[Entries with figure data]
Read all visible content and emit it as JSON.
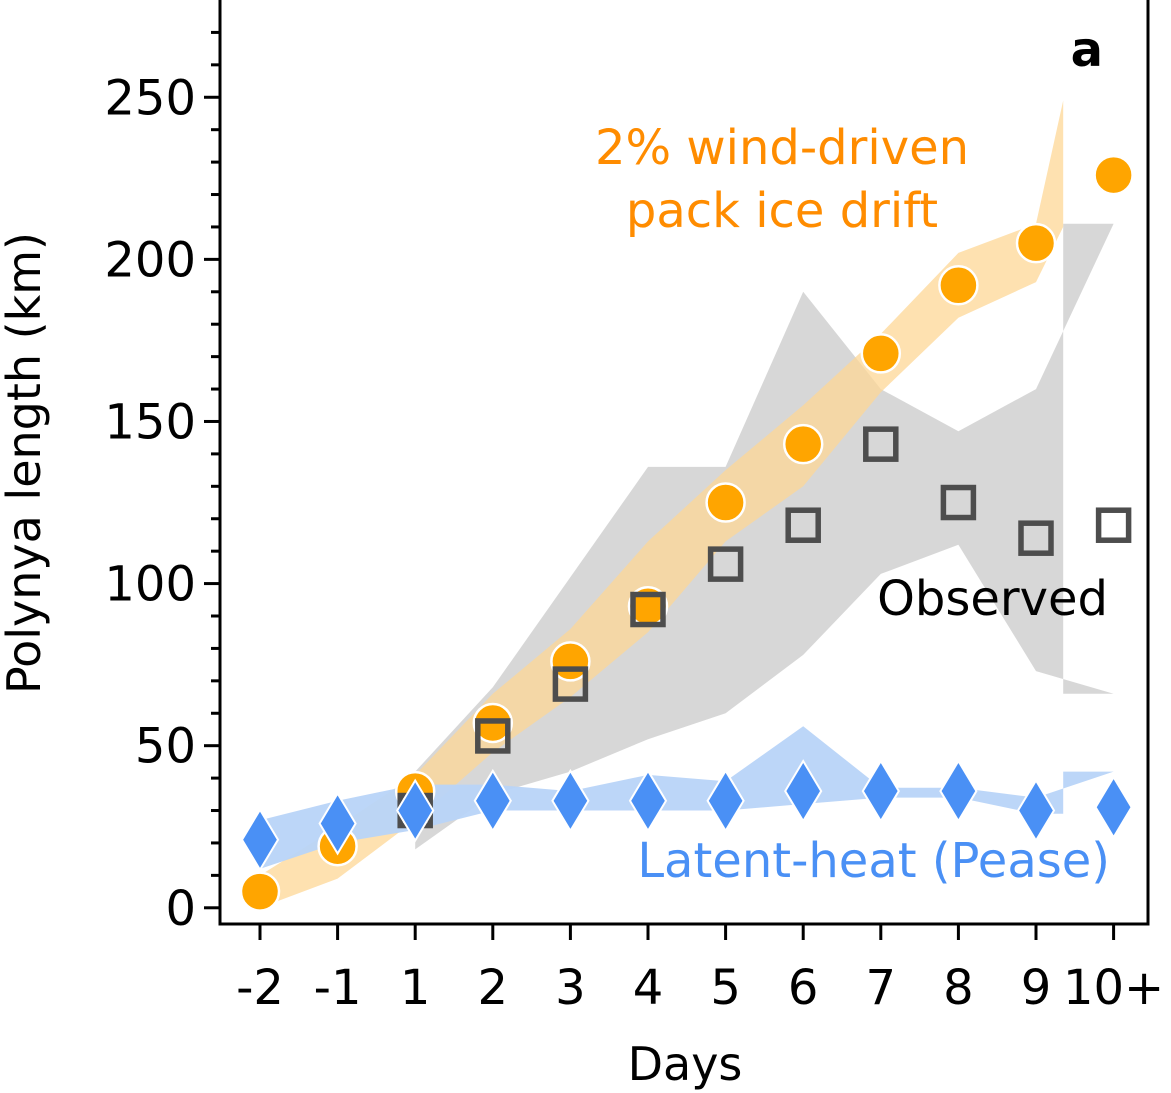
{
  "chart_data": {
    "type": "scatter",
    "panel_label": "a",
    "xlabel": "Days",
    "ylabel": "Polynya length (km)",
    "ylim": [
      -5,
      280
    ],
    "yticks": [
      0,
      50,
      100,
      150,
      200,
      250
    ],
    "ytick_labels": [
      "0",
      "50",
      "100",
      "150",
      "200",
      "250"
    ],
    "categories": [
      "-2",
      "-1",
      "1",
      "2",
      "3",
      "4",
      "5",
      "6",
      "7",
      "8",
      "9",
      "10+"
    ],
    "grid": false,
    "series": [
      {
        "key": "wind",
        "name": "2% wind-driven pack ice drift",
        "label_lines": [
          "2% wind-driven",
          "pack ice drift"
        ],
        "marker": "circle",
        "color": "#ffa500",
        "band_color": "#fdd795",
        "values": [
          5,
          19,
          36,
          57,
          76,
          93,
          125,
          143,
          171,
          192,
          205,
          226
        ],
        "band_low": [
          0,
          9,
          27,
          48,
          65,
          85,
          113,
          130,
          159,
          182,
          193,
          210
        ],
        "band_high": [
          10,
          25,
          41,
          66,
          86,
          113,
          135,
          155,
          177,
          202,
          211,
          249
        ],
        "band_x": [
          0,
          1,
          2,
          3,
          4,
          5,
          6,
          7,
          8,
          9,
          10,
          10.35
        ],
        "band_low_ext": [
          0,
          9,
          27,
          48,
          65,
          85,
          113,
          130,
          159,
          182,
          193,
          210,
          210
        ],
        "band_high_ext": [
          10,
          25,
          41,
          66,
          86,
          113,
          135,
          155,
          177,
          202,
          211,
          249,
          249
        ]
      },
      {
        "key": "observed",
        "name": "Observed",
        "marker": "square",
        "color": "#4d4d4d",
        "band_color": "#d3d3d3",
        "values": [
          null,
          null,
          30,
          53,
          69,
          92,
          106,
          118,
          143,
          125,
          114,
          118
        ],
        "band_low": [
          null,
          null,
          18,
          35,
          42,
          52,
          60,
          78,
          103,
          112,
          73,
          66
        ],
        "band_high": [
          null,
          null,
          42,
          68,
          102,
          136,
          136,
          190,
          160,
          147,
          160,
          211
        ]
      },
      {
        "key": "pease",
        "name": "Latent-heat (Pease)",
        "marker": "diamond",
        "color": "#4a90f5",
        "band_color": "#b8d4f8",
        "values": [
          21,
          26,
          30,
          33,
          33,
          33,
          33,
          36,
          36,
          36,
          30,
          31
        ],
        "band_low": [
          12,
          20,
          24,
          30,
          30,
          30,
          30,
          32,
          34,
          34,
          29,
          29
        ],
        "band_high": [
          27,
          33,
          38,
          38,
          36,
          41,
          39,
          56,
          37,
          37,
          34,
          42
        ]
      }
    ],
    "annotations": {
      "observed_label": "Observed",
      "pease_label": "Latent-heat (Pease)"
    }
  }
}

• **To do**
Each entry above should be reproduced exactly, with the pictures removed.

• **Response**
Read all visible content and emit it as JSON.
{
  "chart_data": {
    "type": "scatter",
    "panel_label": "a",
    "xlabel": "Days",
    "ylabel": "Polynya length (km)",
    "ylim": [
      -5,
      280
    ],
    "yticks": [
      0,
      50,
      100,
      150,
      200,
      250
    ],
    "ytick_labels": [
      "0",
      "50",
      "100",
      "150",
      "200",
      "250"
    ],
    "categories": [
      "-2",
      "-1",
      "1",
      "2",
      "3",
      "4",
      "5",
      "6",
      "7",
      "8",
      "9",
      "10+"
    ],
    "grid": false,
    "series": [
      {
        "key": "wind",
        "name": "2% wind-driven pack ice drift",
        "label_lines": [
          "2% wind-driven",
          "pack ice drift"
        ],
        "marker": "circle",
        "color": "#ffa500",
        "band_color": "#fdd795",
        "values": [
          5,
          19,
          36,
          57,
          76,
          93,
          125,
          143,
          171,
          192,
          205,
          226
        ],
        "band_low": [
          0,
          9,
          27,
          48,
          65,
          85,
          113,
          130,
          159,
          182,
          193,
          210
        ],
        "band_high": [
          10,
          25,
          41,
          66,
          86,
          113,
          135,
          155,
          177,
          202,
          211,
          249
        ],
        "band_x": [
          0,
          1,
          2,
          3,
          4,
          5,
          6,
          7,
          8,
          9,
          10,
          10.35
        ],
        "band_low_ext": [
          0,
          9,
          27,
          48,
          65,
          85,
          113,
          130,
          159,
          182,
          193,
          210,
          210
        ],
        "band_high_ext": [
          10,
          25,
          41,
          66,
          86,
          113,
          135,
          155,
          177,
          202,
          211,
          249,
          249
        ]
      },
      {
        "key": "observed",
        "name": "Observed",
        "marker": "square",
        "color": "#4d4d4d",
        "band_color": "#d3d3d3",
        "values": [
          null,
          null,
          30,
          53,
          69,
          92,
          106,
          118,
          143,
          125,
          114,
          118
        ],
        "band_low": [
          null,
          null,
          18,
          35,
          42,
          52,
          60,
          78,
          103,
          112,
          73,
          66
        ],
        "band_high": [
          null,
          null,
          42,
          68,
          102,
          136,
          136,
          190,
          160,
          147,
          160,
          211
        ]
      },
      {
        "key": "pease",
        "name": "Latent-heat (Pease)",
        "marker": "diamond",
        "color": "#4a90f5",
        "band_color": "#b8d4f8",
        "values": [
          21,
          26,
          30,
          33,
          33,
          33,
          33,
          36,
          36,
          36,
          30,
          31
        ],
        "band_low": [
          12,
          20,
          24,
          30,
          30,
          30,
          30,
          32,
          34,
          34,
          29,
          29
        ],
        "band_high": [
          27,
          33,
          38,
          38,
          36,
          41,
          39,
          56,
          37,
          37,
          34,
          42
        ]
      }
    ],
    "annotations": {
      "observed_label": "Observed",
      "pease_label": "Latent-heat (Pease)"
    }
  }
}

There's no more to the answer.